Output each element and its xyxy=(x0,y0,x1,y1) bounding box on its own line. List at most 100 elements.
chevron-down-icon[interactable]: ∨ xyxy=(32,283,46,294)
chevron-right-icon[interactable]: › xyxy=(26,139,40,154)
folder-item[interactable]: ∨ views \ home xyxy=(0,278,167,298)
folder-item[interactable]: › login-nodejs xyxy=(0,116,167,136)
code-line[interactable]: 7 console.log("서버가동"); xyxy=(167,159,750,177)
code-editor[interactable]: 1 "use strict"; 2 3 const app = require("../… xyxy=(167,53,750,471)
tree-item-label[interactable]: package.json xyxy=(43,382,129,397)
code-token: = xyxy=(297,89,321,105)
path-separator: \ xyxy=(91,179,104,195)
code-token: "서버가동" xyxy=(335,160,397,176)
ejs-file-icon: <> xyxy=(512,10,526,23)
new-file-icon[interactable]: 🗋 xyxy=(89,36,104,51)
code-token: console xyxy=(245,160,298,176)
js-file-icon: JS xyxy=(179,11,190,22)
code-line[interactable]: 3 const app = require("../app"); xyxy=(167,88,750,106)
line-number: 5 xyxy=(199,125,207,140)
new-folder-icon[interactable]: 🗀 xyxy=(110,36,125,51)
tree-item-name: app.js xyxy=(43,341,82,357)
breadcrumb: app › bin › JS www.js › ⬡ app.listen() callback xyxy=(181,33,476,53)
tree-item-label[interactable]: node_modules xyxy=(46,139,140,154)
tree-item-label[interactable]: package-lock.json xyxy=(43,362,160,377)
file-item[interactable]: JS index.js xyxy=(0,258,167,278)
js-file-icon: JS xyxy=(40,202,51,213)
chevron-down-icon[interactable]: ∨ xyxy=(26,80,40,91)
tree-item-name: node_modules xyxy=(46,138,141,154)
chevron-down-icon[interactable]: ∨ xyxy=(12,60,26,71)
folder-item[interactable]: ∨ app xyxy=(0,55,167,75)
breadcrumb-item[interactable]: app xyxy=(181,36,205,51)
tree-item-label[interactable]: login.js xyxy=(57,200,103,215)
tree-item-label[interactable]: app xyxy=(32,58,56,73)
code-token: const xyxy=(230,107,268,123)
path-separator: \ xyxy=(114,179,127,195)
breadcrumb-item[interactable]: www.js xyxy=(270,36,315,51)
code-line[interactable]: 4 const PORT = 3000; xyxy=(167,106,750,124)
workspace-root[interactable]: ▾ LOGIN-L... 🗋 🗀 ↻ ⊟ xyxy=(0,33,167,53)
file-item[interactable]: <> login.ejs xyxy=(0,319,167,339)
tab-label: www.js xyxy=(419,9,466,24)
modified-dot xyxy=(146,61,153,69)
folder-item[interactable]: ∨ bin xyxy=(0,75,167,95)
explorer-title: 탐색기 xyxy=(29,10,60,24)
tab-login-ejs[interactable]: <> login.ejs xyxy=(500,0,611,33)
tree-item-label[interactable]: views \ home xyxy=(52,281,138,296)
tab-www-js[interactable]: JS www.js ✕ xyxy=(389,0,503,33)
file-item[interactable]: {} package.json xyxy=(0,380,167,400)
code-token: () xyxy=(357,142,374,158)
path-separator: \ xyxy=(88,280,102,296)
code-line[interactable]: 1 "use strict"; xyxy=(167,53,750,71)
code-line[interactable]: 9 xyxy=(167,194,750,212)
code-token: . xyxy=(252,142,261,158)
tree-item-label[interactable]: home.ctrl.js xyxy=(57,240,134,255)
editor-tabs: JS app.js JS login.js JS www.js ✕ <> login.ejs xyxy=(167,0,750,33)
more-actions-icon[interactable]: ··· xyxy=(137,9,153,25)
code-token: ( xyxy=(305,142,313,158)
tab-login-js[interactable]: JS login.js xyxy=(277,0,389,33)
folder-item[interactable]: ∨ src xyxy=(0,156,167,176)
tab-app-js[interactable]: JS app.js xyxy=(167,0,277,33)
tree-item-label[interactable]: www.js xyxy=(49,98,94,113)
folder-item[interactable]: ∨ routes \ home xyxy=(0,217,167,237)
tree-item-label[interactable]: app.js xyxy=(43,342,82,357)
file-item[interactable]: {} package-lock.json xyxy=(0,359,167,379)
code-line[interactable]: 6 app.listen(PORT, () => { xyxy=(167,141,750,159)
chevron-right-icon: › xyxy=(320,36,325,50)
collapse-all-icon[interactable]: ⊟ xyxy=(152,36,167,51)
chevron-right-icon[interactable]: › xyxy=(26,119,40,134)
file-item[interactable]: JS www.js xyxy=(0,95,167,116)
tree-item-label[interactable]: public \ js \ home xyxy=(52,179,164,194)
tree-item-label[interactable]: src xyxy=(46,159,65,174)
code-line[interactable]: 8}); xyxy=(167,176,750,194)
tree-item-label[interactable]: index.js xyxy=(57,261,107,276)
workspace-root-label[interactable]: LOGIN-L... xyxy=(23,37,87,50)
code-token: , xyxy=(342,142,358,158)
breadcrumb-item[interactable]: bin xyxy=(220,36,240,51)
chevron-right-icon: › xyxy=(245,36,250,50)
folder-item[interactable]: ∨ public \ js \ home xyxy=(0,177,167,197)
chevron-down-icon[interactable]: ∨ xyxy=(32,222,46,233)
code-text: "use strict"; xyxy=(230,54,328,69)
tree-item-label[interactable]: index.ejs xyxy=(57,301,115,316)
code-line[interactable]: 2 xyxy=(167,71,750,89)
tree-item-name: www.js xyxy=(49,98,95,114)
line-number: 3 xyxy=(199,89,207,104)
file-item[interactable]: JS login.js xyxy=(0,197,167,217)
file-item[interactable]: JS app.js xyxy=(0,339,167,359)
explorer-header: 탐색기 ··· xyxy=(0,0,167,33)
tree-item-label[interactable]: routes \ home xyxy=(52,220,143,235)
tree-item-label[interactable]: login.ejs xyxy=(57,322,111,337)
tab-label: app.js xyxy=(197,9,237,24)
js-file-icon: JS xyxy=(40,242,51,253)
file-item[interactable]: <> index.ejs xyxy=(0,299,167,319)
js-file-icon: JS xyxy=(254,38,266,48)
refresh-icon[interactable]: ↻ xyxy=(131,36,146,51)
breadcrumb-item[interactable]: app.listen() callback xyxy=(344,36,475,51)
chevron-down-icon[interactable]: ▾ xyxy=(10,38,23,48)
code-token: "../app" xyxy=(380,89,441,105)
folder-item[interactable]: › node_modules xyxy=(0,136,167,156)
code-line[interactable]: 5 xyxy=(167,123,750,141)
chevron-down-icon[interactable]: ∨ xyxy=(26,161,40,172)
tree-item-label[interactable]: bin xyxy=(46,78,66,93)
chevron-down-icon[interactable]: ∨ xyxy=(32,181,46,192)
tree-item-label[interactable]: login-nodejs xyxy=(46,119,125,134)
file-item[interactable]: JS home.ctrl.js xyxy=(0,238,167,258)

☆ ☆ ☆

GIVEN TASK: List every line from the start of the records through the line containing "new-folder-icon[interactable]: 🗀 xyxy=(110,36,125,51)", inclusive, as a numbered list, skipping blank lines.

RESULT BELOW:
1. Output each element and its xyxy=(x0,y0,x1,y1) bounding box on its own line. List at most 100 elements.
2. chevron-down-icon[interactable]: ∨ xyxy=(32,283,46,294)
3. chevron-right-icon[interactable]: › xyxy=(26,139,40,154)
4. folder-item[interactable]: ∨ views \ home xyxy=(0,278,167,298)
5. folder-item[interactable]: › login-nodejs xyxy=(0,116,167,136)
6. code-line[interactable]: 7 console.log("서버가동"); xyxy=(167,159,750,177)
7. code-editor[interactable]: 1 "use strict"; 2 3 const app = require("../… xyxy=(167,53,750,471)
8. tree-item-label[interactable]: package.json xyxy=(43,382,129,397)
9. code-token: = xyxy=(297,89,321,105)
10. path-separator: \ xyxy=(91,179,104,195)
11. code-token: "서버가동" xyxy=(335,160,397,176)
12. ejs-file-icon: <> xyxy=(512,10,526,23)
13. new-file-icon[interactable]: 🗋 xyxy=(89,36,104,51)
14. code-token: console xyxy=(245,160,298,176)
15. js-file-icon: JS xyxy=(179,11,190,22)
16. code-line[interactable]: 3 const app = require("../app"); xyxy=(167,88,750,106)
17. line-number: 5 xyxy=(199,125,207,140)
18. new-folder-icon[interactable]: 🗀 xyxy=(110,36,125,51)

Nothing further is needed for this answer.